----- Records provided -----

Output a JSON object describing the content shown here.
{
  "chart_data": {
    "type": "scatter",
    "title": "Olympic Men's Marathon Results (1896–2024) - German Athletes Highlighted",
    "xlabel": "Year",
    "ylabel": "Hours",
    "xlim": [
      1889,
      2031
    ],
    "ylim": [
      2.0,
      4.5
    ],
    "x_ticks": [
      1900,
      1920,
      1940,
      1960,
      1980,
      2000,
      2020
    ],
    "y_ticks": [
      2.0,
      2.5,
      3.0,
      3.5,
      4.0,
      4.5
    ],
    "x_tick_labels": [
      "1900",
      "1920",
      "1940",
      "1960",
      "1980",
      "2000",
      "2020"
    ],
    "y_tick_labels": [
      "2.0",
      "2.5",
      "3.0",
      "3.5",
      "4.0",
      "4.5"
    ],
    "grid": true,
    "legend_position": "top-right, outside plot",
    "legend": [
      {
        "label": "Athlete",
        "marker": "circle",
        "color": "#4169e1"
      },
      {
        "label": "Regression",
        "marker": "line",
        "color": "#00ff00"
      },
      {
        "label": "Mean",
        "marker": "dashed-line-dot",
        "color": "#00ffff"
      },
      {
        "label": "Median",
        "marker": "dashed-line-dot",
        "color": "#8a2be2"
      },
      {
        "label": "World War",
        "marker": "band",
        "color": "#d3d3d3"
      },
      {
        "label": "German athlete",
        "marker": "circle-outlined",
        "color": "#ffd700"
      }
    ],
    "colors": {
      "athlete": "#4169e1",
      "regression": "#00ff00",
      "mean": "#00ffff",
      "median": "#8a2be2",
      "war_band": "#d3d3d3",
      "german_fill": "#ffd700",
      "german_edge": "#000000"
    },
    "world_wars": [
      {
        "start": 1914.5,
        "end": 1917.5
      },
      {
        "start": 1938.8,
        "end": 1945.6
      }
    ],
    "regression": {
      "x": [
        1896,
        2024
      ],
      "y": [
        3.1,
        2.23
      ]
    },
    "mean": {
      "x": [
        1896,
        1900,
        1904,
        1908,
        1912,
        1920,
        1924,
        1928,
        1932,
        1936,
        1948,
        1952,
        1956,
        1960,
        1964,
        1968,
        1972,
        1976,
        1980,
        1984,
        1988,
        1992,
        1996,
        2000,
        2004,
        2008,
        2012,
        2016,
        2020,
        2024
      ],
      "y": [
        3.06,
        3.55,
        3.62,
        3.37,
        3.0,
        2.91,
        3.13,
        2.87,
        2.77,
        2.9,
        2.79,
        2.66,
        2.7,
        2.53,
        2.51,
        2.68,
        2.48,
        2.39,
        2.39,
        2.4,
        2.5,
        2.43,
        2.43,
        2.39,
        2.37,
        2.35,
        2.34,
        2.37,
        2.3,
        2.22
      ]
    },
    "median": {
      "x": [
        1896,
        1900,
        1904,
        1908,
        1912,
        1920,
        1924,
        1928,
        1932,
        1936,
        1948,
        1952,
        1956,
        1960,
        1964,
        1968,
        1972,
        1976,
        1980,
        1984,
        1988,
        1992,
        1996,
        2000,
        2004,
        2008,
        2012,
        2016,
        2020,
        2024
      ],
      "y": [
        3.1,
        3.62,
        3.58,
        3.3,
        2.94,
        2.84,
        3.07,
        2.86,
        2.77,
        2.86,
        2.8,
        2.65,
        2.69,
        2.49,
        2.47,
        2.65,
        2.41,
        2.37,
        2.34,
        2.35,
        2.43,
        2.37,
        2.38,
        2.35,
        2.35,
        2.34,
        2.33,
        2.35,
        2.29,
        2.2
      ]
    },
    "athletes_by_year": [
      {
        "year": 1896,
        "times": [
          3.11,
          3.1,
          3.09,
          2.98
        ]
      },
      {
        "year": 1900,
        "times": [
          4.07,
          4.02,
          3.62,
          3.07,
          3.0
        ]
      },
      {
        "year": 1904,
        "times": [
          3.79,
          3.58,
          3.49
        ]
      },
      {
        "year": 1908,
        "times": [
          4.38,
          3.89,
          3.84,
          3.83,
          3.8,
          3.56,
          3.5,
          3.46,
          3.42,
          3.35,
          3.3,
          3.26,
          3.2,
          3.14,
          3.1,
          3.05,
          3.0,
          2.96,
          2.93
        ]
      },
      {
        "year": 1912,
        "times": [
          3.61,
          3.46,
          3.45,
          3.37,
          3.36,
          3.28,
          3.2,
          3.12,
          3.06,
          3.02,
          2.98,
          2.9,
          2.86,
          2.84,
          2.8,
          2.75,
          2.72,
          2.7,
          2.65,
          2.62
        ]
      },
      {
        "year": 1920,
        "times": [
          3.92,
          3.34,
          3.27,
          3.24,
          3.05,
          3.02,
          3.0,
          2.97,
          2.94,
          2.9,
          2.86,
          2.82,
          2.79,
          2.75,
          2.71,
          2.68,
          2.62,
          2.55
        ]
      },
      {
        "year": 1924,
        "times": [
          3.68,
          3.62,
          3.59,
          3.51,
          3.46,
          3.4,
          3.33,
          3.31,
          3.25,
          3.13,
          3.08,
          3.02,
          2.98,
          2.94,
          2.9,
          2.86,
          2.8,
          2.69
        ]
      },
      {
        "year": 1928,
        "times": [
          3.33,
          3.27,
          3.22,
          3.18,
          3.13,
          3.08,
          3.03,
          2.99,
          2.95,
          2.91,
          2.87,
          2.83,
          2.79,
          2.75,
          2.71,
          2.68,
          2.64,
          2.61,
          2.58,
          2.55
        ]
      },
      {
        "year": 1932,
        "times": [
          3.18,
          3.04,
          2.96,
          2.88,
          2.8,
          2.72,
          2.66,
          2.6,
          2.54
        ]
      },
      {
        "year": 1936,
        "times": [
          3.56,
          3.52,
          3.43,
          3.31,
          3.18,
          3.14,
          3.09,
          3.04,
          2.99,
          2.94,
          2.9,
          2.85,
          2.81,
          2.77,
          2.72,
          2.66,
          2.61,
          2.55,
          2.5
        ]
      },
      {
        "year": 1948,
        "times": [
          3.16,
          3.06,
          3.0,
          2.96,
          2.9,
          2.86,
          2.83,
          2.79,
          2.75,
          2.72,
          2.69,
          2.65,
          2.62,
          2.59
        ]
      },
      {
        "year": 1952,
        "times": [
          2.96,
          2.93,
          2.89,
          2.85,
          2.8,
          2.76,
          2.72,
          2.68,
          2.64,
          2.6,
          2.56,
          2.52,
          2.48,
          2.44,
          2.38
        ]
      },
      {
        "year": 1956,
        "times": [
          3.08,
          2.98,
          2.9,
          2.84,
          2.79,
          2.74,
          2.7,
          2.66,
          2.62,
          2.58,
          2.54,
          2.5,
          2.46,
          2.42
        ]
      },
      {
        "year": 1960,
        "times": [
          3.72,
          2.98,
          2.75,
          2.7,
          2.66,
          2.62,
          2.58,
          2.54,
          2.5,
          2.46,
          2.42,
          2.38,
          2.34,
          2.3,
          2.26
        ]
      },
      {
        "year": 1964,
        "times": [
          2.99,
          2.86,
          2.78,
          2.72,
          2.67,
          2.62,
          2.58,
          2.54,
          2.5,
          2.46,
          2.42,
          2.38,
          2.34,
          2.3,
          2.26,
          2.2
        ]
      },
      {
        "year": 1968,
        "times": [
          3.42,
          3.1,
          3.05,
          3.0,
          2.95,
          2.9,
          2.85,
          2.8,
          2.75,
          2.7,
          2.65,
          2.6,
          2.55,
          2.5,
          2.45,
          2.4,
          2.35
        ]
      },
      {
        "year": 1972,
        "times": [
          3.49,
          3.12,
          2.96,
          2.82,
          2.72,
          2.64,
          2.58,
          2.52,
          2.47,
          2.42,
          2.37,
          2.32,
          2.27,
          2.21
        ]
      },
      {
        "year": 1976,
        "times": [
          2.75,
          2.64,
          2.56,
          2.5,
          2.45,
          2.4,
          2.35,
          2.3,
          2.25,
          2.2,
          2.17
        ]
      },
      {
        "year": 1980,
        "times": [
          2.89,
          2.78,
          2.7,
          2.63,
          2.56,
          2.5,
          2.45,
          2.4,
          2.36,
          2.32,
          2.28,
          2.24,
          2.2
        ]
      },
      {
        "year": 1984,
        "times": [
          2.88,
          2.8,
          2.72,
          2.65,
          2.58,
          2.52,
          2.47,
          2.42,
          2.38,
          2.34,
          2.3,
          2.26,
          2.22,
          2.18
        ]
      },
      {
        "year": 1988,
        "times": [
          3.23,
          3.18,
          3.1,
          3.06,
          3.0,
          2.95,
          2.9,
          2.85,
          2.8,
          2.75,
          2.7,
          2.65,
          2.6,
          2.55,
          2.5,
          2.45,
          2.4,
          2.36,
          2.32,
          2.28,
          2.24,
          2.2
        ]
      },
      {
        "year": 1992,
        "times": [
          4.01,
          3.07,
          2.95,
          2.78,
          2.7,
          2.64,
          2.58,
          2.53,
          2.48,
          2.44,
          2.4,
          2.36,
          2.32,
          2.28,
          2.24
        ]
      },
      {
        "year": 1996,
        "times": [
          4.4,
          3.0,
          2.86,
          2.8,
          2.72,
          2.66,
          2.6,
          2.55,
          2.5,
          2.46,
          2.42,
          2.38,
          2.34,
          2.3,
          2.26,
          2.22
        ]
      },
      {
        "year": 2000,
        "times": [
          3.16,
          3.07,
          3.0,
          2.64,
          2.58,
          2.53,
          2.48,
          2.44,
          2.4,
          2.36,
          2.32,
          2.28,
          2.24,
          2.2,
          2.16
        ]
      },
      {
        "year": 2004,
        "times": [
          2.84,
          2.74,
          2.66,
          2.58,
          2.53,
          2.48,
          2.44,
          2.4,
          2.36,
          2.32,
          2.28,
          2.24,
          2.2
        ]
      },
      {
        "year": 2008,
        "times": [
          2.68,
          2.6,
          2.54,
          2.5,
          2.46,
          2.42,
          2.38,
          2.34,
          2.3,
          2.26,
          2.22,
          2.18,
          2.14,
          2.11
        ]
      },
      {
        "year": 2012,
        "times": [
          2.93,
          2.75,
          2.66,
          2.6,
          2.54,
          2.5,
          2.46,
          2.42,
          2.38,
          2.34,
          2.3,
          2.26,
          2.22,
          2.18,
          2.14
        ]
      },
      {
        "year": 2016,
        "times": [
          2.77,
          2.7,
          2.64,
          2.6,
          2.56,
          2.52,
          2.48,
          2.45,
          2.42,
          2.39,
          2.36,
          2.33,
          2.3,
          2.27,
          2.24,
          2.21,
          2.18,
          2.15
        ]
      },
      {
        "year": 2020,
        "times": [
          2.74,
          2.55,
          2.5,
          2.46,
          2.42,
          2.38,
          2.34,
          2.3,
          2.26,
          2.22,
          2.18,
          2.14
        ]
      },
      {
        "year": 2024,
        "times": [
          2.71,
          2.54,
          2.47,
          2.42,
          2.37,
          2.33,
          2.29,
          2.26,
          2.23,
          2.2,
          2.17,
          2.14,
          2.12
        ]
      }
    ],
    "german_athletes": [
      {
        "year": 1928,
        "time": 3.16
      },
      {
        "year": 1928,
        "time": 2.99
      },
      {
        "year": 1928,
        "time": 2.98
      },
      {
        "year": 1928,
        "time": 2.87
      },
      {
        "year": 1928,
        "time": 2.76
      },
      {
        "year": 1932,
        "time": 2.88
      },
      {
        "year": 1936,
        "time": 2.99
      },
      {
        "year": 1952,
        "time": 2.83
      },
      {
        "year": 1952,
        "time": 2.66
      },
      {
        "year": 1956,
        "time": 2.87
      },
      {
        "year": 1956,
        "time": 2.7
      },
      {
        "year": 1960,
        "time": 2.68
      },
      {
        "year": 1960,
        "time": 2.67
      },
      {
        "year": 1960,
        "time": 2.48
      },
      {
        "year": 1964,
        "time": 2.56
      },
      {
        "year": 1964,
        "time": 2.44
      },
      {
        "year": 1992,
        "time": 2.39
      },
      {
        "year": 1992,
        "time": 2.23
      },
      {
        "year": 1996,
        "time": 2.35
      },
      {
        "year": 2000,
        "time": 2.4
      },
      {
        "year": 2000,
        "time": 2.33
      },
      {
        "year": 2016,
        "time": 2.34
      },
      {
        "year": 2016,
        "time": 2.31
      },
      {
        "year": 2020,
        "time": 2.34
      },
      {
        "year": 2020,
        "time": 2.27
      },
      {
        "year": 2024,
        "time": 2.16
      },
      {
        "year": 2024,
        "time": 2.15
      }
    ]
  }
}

-----

[Written task]:
Work through the records above line by line and count those that hold the string "circle". Give only the result.

[The completed task]:
2